Prompt: Extract from the listing each line in which the word "paper" appears.

Exercise materials:
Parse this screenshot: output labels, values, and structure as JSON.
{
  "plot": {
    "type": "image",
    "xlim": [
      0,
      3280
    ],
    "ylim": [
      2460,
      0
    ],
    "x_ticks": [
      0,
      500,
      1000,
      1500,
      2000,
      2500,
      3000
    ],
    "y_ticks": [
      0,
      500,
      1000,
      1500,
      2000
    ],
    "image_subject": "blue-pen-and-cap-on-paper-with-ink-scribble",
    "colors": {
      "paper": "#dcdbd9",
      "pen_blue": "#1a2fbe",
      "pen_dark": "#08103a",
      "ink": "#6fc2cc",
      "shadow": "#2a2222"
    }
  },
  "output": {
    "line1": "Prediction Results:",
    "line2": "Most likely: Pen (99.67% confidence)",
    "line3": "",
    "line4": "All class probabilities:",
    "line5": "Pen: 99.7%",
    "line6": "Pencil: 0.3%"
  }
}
* * *
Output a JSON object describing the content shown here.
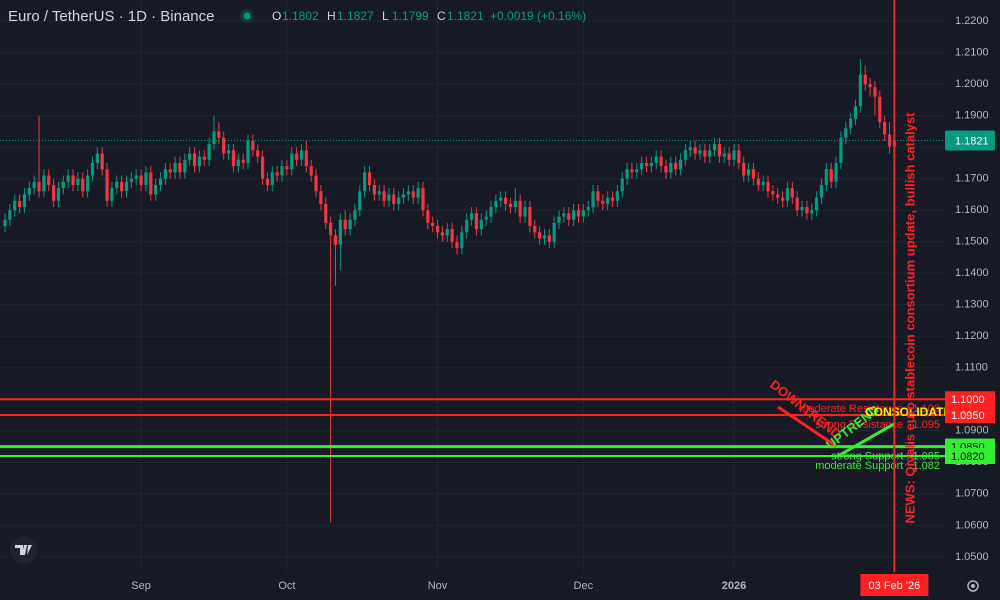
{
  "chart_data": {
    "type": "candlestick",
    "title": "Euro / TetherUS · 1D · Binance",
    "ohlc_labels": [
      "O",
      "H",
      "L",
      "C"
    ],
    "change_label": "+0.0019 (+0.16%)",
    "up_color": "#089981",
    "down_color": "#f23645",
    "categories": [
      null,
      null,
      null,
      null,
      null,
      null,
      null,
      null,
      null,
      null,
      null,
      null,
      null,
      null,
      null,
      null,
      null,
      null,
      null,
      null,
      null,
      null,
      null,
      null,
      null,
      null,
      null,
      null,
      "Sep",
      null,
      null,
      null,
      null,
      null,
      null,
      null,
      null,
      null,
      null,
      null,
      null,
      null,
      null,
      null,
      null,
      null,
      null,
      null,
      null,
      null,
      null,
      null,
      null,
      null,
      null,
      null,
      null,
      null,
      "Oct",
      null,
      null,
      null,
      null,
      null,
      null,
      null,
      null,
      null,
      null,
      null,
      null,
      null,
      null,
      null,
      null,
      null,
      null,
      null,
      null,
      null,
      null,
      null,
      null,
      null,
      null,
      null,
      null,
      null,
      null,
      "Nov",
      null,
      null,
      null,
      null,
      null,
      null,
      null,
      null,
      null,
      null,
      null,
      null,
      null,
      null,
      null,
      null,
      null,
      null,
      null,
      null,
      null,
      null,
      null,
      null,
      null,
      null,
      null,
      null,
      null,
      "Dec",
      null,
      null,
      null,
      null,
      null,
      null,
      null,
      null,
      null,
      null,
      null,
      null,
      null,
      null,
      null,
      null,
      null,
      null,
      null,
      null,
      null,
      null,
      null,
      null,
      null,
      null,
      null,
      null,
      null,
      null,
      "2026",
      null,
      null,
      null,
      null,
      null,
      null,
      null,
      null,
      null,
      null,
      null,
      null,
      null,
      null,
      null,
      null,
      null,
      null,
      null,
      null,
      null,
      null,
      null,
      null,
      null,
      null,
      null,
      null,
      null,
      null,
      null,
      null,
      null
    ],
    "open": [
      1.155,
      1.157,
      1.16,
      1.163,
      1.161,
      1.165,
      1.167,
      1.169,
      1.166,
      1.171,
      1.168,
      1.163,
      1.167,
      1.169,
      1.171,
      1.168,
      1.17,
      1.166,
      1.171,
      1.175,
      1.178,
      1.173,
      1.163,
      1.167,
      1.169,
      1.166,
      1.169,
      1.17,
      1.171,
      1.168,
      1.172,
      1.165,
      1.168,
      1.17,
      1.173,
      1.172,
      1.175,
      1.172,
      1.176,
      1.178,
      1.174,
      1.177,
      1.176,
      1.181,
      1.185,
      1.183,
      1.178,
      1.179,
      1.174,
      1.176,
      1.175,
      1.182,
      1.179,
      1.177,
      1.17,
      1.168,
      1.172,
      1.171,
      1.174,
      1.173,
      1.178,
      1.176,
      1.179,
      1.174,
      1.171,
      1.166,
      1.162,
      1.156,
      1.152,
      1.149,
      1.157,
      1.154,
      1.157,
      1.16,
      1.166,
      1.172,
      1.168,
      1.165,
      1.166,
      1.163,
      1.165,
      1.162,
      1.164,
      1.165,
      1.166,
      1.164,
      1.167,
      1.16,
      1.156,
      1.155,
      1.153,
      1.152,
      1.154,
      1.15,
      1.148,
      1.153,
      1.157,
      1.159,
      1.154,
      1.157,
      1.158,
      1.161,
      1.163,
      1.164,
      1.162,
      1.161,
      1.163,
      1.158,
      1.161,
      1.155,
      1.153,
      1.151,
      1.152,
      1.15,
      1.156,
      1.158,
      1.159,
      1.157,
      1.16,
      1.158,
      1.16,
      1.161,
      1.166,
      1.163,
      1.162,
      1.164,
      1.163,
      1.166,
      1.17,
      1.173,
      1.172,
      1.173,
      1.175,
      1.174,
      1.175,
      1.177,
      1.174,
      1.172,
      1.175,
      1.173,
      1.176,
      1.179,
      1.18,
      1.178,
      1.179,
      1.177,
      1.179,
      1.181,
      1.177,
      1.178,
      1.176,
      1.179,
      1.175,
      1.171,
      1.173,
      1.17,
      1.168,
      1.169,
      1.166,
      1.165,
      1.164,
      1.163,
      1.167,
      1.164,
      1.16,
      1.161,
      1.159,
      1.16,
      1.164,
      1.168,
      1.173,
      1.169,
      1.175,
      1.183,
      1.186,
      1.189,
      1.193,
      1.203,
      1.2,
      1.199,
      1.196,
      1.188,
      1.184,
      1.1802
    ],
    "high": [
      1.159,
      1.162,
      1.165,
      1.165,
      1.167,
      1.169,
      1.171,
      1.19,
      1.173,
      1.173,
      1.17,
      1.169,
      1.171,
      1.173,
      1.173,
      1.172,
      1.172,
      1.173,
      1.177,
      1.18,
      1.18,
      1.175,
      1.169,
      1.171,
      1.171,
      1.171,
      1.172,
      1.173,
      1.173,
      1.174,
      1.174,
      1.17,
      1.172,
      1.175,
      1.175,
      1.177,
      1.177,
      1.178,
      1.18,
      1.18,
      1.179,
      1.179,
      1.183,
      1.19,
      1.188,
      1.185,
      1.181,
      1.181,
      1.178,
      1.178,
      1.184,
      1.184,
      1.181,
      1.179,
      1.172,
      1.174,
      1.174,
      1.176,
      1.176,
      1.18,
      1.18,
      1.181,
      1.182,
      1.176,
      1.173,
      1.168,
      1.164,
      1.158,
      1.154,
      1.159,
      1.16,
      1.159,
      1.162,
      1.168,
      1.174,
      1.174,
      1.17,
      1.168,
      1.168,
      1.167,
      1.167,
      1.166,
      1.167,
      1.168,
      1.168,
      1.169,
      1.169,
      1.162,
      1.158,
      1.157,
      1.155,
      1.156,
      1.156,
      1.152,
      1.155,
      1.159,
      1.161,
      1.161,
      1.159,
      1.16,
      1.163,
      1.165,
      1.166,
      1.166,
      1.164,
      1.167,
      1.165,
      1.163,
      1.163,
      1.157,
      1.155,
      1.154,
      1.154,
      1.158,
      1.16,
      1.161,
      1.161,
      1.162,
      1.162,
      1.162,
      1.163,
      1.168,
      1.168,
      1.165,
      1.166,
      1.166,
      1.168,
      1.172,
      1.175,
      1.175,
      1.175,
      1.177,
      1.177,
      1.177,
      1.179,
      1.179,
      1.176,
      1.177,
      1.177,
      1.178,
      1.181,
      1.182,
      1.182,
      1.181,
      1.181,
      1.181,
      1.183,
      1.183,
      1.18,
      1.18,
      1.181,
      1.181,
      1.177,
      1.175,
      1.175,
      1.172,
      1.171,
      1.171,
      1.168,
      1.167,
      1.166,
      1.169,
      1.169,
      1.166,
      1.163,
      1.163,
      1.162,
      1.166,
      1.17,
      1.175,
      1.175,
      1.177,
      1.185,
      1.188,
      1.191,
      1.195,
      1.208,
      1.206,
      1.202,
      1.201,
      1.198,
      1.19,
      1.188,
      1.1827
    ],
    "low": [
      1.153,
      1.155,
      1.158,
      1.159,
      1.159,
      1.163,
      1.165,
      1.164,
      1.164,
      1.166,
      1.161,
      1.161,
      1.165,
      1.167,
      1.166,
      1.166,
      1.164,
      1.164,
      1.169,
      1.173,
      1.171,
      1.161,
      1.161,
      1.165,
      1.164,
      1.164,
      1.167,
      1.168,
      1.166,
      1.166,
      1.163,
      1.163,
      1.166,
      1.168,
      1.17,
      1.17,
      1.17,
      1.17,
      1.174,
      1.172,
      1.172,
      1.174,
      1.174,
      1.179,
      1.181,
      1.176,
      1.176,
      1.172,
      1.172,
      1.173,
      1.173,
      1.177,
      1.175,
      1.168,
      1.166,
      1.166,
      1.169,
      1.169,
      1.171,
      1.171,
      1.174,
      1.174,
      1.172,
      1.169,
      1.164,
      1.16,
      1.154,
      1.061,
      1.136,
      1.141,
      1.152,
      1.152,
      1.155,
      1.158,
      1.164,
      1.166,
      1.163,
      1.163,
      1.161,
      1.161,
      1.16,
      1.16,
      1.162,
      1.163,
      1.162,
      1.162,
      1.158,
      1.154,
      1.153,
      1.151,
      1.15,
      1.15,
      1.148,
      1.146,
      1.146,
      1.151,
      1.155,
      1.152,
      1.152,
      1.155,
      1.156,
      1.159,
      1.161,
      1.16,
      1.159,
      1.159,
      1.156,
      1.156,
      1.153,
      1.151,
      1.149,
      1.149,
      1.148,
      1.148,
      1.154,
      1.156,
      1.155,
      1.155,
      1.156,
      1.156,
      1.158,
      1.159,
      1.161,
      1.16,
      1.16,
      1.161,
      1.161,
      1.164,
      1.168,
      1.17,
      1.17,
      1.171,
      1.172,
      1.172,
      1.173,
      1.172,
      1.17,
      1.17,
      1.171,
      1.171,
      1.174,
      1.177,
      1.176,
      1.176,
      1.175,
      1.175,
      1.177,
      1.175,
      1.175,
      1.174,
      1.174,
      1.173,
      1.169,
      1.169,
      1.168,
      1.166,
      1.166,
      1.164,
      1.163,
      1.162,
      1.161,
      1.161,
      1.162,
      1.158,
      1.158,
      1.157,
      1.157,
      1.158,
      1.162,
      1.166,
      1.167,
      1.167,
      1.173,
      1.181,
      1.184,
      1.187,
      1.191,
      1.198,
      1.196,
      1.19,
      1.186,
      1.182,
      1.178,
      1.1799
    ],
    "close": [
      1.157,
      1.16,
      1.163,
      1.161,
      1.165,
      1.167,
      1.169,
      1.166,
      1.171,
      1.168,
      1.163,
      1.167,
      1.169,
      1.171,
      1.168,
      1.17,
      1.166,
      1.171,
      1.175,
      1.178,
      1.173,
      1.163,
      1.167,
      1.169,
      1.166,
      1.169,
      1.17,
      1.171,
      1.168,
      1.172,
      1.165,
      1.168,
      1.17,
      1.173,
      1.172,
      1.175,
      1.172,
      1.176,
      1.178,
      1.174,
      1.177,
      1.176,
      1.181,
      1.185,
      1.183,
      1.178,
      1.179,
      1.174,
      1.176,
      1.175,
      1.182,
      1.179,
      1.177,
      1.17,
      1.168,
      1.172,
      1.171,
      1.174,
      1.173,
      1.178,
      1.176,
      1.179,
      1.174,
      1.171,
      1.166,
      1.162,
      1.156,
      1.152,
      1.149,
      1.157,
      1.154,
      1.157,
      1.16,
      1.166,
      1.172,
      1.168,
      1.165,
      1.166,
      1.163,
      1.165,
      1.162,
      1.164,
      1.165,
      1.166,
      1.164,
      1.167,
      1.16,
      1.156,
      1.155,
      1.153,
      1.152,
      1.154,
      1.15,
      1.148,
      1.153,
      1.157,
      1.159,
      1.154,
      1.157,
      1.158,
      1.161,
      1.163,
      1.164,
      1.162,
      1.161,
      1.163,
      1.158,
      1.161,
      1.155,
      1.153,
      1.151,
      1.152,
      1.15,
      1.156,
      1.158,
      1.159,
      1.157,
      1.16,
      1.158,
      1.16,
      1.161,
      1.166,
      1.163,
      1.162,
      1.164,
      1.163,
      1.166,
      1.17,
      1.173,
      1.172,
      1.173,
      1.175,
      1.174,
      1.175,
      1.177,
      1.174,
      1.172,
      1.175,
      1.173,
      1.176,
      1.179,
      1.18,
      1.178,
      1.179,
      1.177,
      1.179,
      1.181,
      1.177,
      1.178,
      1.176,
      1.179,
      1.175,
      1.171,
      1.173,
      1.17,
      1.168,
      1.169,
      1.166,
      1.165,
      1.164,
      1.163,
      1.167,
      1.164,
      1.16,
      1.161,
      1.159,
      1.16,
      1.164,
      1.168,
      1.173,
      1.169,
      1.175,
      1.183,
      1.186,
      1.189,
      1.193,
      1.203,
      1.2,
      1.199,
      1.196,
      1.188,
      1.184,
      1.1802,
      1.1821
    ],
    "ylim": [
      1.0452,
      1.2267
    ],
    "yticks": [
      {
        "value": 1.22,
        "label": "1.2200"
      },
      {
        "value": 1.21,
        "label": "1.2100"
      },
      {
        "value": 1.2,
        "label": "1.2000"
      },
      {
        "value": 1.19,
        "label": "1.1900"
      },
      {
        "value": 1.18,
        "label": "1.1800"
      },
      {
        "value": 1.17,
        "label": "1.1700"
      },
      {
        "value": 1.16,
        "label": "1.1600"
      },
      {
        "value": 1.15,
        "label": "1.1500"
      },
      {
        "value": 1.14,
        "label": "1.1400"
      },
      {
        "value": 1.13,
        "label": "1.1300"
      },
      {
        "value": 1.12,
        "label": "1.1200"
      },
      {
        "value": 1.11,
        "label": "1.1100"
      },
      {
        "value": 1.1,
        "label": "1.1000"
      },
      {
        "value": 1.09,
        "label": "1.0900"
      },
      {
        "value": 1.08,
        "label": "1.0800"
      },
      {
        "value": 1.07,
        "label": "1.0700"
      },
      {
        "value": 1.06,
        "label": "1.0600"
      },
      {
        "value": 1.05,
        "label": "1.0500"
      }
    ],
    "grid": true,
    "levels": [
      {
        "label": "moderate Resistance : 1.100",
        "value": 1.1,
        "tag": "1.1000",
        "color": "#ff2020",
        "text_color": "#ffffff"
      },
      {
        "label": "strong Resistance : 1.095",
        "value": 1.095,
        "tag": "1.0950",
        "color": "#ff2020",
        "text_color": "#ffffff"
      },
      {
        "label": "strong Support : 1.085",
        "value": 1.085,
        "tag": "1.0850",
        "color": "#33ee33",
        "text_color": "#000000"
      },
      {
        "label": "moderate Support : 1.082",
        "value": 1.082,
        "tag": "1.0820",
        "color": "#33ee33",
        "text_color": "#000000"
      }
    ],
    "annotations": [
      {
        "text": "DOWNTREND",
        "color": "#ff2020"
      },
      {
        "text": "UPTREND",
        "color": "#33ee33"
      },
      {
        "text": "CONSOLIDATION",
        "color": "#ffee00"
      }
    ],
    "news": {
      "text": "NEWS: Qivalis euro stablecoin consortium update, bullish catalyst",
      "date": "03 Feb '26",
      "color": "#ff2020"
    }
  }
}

Response to this task:
    "image_subject": "blue-pen-and-cap-on-paper-with-ink-scribble",
      "paper": "#dcdbd9",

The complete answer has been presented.